• [PROBLEM]:
Examine the records and identify each line that includes the string "المقلد". Copy those lines.

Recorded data

--- --- ---

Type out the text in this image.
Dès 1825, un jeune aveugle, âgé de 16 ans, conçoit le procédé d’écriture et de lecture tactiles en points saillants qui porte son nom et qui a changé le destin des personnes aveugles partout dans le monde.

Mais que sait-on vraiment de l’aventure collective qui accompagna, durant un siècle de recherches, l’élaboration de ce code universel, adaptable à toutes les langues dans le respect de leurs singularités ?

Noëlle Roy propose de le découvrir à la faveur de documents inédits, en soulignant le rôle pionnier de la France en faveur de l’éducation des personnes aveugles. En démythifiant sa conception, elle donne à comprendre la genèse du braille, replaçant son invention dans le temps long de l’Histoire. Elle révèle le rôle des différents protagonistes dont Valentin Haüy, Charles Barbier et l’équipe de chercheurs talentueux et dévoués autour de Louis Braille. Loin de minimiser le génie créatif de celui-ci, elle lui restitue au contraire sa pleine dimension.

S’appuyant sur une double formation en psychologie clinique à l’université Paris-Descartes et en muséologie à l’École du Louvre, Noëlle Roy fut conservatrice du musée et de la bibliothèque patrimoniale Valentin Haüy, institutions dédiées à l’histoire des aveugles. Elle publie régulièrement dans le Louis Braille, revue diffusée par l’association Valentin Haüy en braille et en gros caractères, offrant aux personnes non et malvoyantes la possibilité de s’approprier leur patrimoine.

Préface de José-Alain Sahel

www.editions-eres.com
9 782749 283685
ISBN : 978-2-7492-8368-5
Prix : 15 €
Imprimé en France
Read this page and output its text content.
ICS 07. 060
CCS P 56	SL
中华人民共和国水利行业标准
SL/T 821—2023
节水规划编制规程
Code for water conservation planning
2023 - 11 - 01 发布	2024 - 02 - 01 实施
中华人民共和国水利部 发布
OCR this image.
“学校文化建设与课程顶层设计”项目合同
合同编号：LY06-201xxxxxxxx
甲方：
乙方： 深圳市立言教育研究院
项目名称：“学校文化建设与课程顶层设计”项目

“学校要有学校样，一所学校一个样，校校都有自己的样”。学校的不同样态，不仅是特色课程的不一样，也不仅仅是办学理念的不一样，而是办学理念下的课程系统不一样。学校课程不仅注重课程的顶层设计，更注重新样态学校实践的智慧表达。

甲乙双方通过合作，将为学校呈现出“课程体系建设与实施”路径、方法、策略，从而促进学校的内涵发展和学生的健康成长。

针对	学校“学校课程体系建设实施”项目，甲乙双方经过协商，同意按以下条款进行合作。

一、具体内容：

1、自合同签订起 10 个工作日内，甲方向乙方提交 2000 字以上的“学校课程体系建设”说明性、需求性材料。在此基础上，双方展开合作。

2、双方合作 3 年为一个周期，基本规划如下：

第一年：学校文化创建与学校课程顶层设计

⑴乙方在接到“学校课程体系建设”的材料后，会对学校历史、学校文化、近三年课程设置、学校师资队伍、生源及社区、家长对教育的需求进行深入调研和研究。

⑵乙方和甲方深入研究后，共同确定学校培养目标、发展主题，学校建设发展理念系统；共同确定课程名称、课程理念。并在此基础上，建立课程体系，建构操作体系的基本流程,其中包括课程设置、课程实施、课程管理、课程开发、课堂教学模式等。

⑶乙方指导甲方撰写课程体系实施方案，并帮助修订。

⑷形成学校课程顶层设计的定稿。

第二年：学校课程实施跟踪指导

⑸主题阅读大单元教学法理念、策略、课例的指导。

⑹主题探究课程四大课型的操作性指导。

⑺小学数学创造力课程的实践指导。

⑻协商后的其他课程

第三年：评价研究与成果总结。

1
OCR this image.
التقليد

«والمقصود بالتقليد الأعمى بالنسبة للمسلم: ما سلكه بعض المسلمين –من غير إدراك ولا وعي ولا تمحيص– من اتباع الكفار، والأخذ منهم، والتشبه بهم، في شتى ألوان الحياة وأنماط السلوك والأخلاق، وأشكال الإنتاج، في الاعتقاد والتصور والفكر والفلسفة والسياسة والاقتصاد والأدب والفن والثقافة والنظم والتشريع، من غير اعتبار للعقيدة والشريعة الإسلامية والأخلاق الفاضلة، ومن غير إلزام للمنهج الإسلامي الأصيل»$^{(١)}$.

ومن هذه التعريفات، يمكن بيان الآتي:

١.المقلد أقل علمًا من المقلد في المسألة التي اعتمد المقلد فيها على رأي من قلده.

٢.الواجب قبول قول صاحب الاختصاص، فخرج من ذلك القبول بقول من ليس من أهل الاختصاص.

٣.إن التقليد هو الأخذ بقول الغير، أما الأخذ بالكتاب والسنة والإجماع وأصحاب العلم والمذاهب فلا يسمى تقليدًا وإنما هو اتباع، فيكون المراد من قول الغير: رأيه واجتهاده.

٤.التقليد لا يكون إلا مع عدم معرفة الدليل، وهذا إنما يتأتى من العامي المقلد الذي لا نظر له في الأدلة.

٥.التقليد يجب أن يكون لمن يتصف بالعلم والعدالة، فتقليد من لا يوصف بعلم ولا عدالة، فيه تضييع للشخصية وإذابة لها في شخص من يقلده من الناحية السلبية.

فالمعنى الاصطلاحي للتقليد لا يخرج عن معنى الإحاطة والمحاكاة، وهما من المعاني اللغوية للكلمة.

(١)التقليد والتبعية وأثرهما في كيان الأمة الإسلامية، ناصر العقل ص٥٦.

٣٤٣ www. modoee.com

--- --- ---

• [EXERCISE ANSWER]:
١.المقلد أقل علمًا من المقلد في المسألة التي اعتمد المقلد فيها على رأي من قلده.
٤.التقليد لا يكون إلا مع عدم معرفة الدليل، وهذا إنما يتأتى من العامي المقلد الذي لا نظر له في الأدلة.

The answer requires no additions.